======== DATASET RECORDS

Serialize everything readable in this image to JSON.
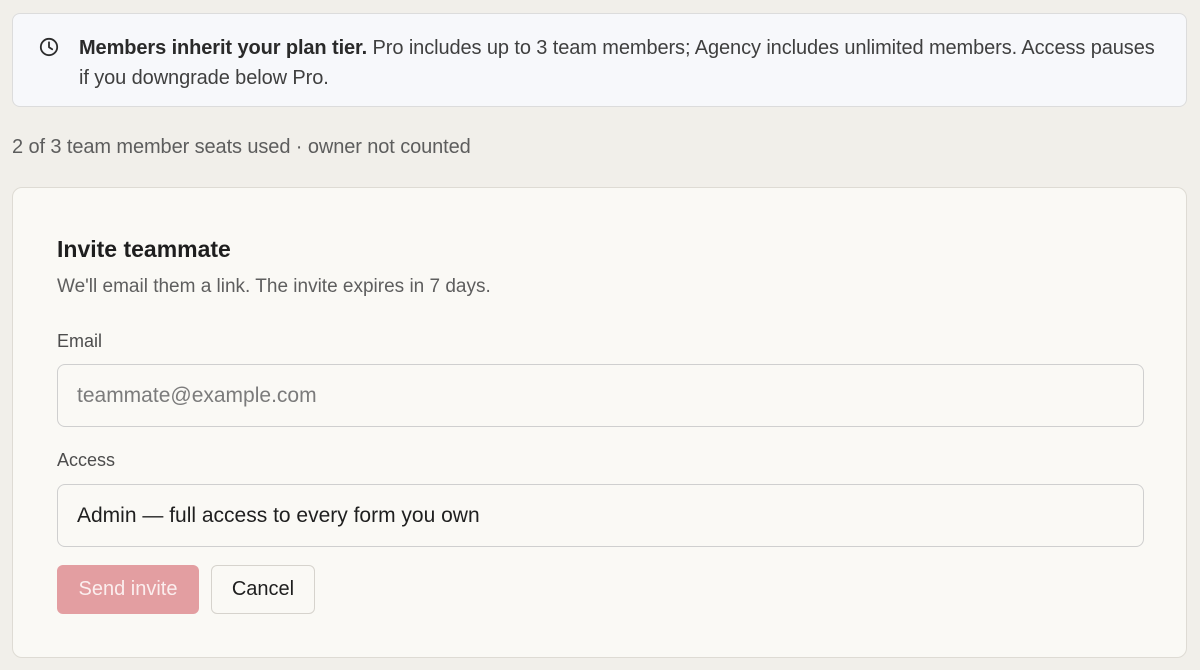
{
  "notice": {
    "icon": "clock-icon",
    "bold": "Members inherit your plan tier.",
    "text": " Pro includes up to 3 team members; Agency includes unlimited members. Access pauses if you downgrade below Pro."
  },
  "seats": {
    "text": "2 of 3 team member seats used · owner not counted"
  },
  "invite": {
    "title": "Invite teammate",
    "subtitle": "We'll email them a link. The invite expires in 7 days.",
    "email_label": "Email",
    "email_value": "",
    "email_placeholder": "teammate@example.com",
    "access_label": "Access",
    "access_value": "Admin — full access to every form you own",
    "send_label": "Send invite",
    "cancel_label": "Cancel"
  },
  "colors": {
    "page_bg": "#f1efea",
    "notice_bg": "#f7f8fb",
    "card_bg": "#faf9f5",
    "send_button_disabled": "#e39ea1"
  }
}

================

[WHAT IS EXPECTED]: Print all of the entries word for word. Omit the pictures they contain.

[SOLUTION FOR THIS EXERCISE]:
Serialize everything readable in this image to JSON.
{
  "notice": {
    "icon": "clock-icon",
    "bold": "Members inherit your plan tier.",
    "text": " Pro includes up to 3 team members; Agency includes unlimited members. Access pauses if you downgrade below Pro."
  },
  "seats": {
    "text": "2 of 3 team member seats used · owner not counted"
  },
  "invite": {
    "title": "Invite teammate",
    "subtitle": "We'll email them a link. The invite expires in 7 days.",
    "email_label": "Email",
    "email_value": "",
    "email_placeholder": "teammate@example.com",
    "access_label": "Access",
    "access_value": "Admin — full access to every form you own",
    "send_label": "Send invite",
    "cancel_label": "Cancel"
  },
  "colors": {
    "page_bg": "#f1efea",
    "notice_bg": "#f7f8fb",
    "card_bg": "#faf9f5",
    "send_button_disabled": "#e39ea1"
  }
}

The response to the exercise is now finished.